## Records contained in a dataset
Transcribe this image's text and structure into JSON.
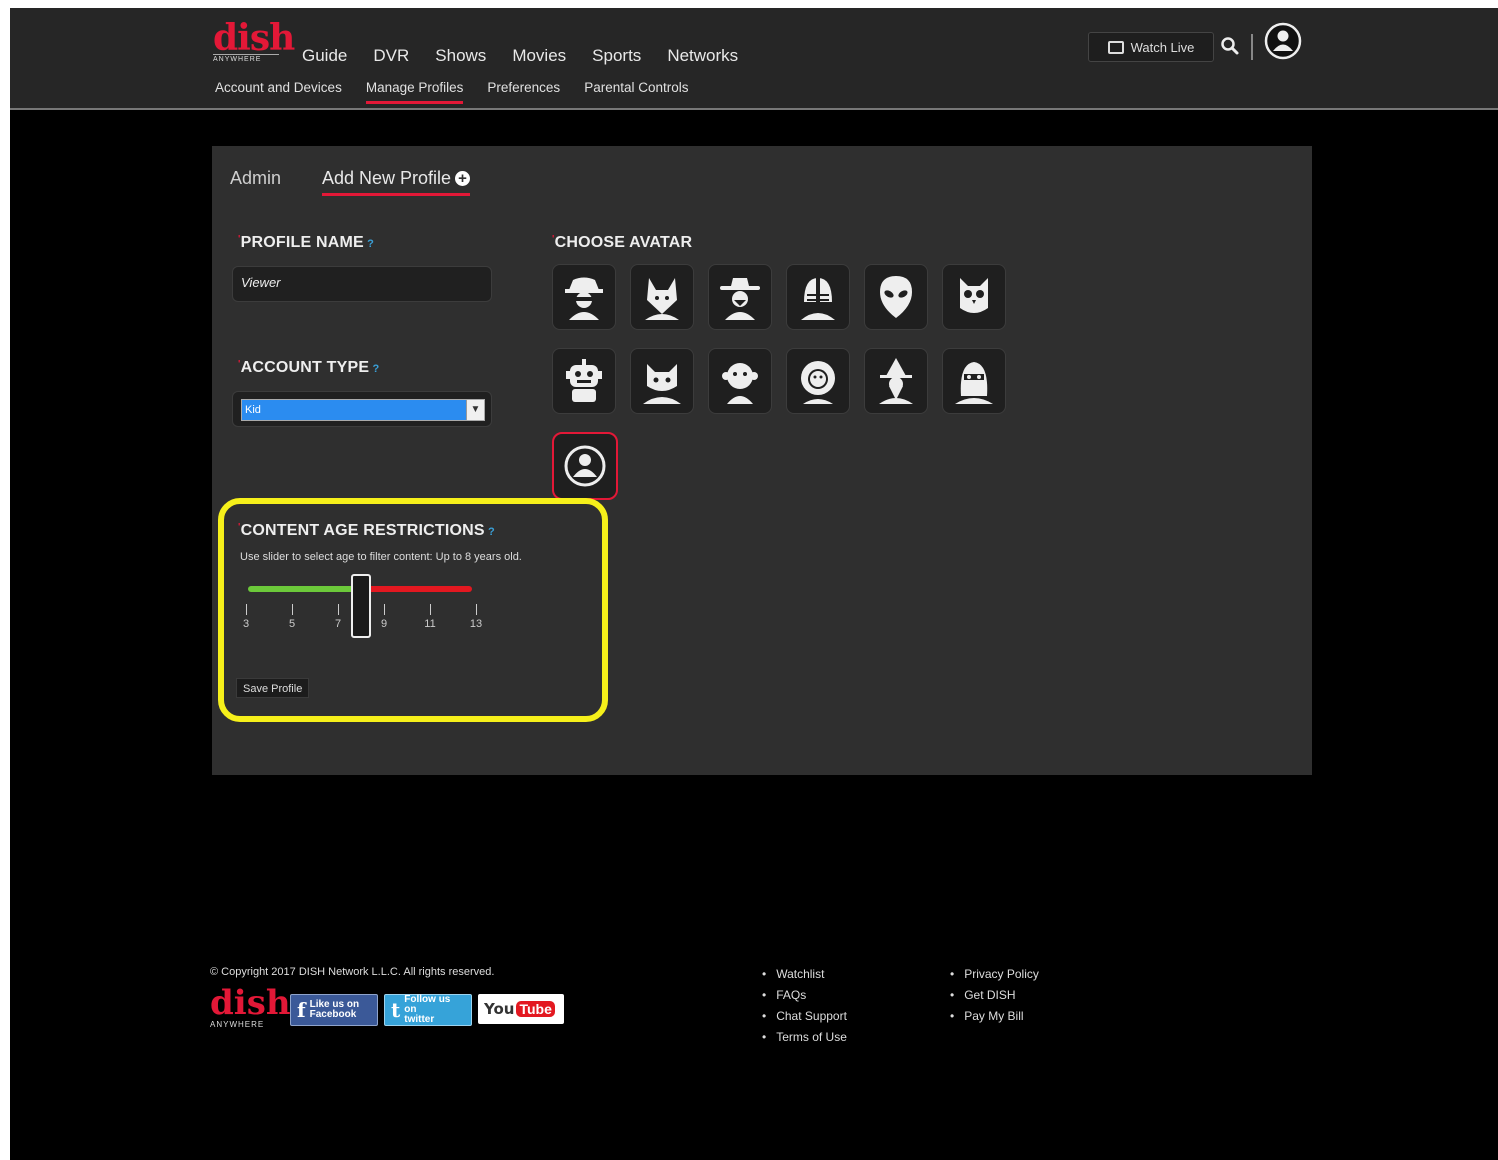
{
  "brand": {
    "logo_text": "dish",
    "logo_subtext": "ANYWHERE"
  },
  "nav": {
    "main": [
      "Guide",
      "DVR",
      "Shows",
      "Movies",
      "Sports",
      "Networks"
    ],
    "sub": [
      "Account and Devices",
      "Manage Profiles",
      "Preferences",
      "Parental Controls"
    ],
    "active_sub": "Manage Profiles",
    "watch_live": "Watch Live"
  },
  "tabs": {
    "admin": "Admin",
    "add_new": "Add New Profile"
  },
  "form": {
    "profile_name_label": "PROFILE NAME",
    "profile_name_value": "Viewer",
    "account_type_label": "ACCOUNT TYPE",
    "account_type_value": "Kid",
    "choose_avatar_label": "CHOOSE AVATAR",
    "avatars": [
      "spy",
      "wolf",
      "cowboy",
      "football-player",
      "alien",
      "owl",
      "robot",
      "cat",
      "monkey",
      "lion",
      "wizard",
      "superhero",
      "default-user"
    ],
    "selected_avatar": "default-user",
    "restrictions_label": "CONTENT AGE RESTRICTIONS",
    "restrictions_desc": "Use slider to select age to filter content: Up to 8 years old.",
    "slider_ticks": [
      "3",
      "5",
      "7",
      "9",
      "11",
      "13"
    ],
    "slider_value": 8,
    "save_button": "Save Profile"
  },
  "footer": {
    "copyright": "© Copyright 2017 DISH Network L.L.C. All rights reserved.",
    "logo_text": "dish",
    "logo_subtext": "ANYWHERE",
    "social": {
      "facebook": [
        "Like us on",
        "Facebook"
      ],
      "twitter": [
        "Follow us on",
        "twitter"
      ],
      "youtube": [
        "You",
        "Tube"
      ]
    },
    "links_col1": [
      "Watchlist",
      "FAQs",
      "Chat Support",
      "Terms of Use"
    ],
    "links_col2": [
      "Privacy Policy",
      "Get DISH",
      "Pay My Bill"
    ]
  },
  "colors": {
    "accent": "#e31837",
    "highlight": "#f6f01a",
    "slider_green": "#6cc93a",
    "slider_red": "#e31820",
    "select_blue": "#2b8cf0"
  }
}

## Short problem
Each record above is to be restated exactly, with its pictures removed from the copy.

## Complete response
Transcribe this image's text and structure into JSON.
{
  "brand": {
    "logo_text": "dish",
    "logo_subtext": "ANYWHERE"
  },
  "nav": {
    "main": [
      "Guide",
      "DVR",
      "Shows",
      "Movies",
      "Sports",
      "Networks"
    ],
    "sub": [
      "Account and Devices",
      "Manage Profiles",
      "Preferences",
      "Parental Controls"
    ],
    "active_sub": "Manage Profiles",
    "watch_live": "Watch Live"
  },
  "tabs": {
    "admin": "Admin",
    "add_new": "Add New Profile"
  },
  "form": {
    "profile_name_label": "PROFILE NAME",
    "profile_name_value": "Viewer",
    "account_type_label": "ACCOUNT TYPE",
    "account_type_value": "Kid",
    "choose_avatar_label": "CHOOSE AVATAR",
    "avatars": [
      "spy",
      "wolf",
      "cowboy",
      "football-player",
      "alien",
      "owl",
      "robot",
      "cat",
      "monkey",
      "lion",
      "wizard",
      "superhero",
      "default-user"
    ],
    "selected_avatar": "default-user",
    "restrictions_label": "CONTENT AGE RESTRICTIONS",
    "restrictions_desc": "Use slider to select age to filter content: Up to 8 years old.",
    "slider_ticks": [
      "3",
      "5",
      "7",
      "9",
      "11",
      "13"
    ],
    "slider_value": 8,
    "save_button": "Save Profile"
  },
  "footer": {
    "copyright": "© Copyright 2017 DISH Network L.L.C. All rights reserved.",
    "logo_text": "dish",
    "logo_subtext": "ANYWHERE",
    "social": {
      "facebook": [
        "Like us on",
        "Facebook"
      ],
      "twitter": [
        "Follow us on",
        "twitter"
      ],
      "youtube": [
        "You",
        "Tube"
      ]
    },
    "links_col1": [
      "Watchlist",
      "FAQs",
      "Chat Support",
      "Terms of Use"
    ],
    "links_col2": [
      "Privacy Policy",
      "Get DISH",
      "Pay My Bill"
    ]
  },
  "colors": {
    "accent": "#e31837",
    "highlight": "#f6f01a",
    "slider_green": "#6cc93a",
    "slider_red": "#e31820",
    "select_blue": "#2b8cf0"
  }
}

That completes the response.